• [THE TASK] Pick out and copy every line below that has the word "houses".

Dataset listings of figures:
=-=-=

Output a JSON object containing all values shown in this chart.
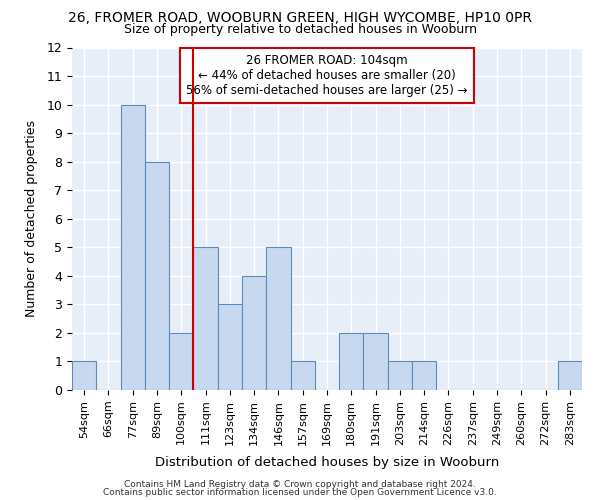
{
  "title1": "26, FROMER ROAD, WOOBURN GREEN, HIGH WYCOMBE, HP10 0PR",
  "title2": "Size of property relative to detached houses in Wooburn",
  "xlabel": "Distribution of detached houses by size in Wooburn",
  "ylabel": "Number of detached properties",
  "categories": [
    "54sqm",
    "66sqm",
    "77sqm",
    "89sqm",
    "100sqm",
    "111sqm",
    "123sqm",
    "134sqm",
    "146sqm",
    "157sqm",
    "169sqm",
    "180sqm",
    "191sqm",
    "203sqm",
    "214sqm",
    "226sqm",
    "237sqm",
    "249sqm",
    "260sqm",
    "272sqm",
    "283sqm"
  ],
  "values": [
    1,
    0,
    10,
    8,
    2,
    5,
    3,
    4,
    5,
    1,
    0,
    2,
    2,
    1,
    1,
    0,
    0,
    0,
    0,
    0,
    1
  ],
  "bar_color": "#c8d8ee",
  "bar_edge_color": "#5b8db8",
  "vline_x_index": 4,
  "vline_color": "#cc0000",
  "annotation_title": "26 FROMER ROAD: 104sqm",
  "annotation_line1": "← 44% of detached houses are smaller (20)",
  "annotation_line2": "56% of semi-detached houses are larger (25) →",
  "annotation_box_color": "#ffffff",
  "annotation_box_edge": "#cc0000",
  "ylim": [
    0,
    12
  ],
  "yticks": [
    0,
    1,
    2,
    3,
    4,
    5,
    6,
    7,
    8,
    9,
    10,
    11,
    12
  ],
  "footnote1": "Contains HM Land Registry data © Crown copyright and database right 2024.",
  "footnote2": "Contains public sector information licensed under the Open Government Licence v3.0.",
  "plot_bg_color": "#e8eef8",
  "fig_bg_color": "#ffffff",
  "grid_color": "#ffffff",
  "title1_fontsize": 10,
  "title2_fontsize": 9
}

=-=-=

• [RESPONSE TO THE TASK]
  "title2": "Size of property relative to detached houses in Wooburn",
  "xlabel": "Distribution of detached houses by size in Wooburn",
  "annotation_line1": "← 44% of detached houses are smaller (20)",
  "annotation_line2": "56% of semi-detached houses are larger (25) →",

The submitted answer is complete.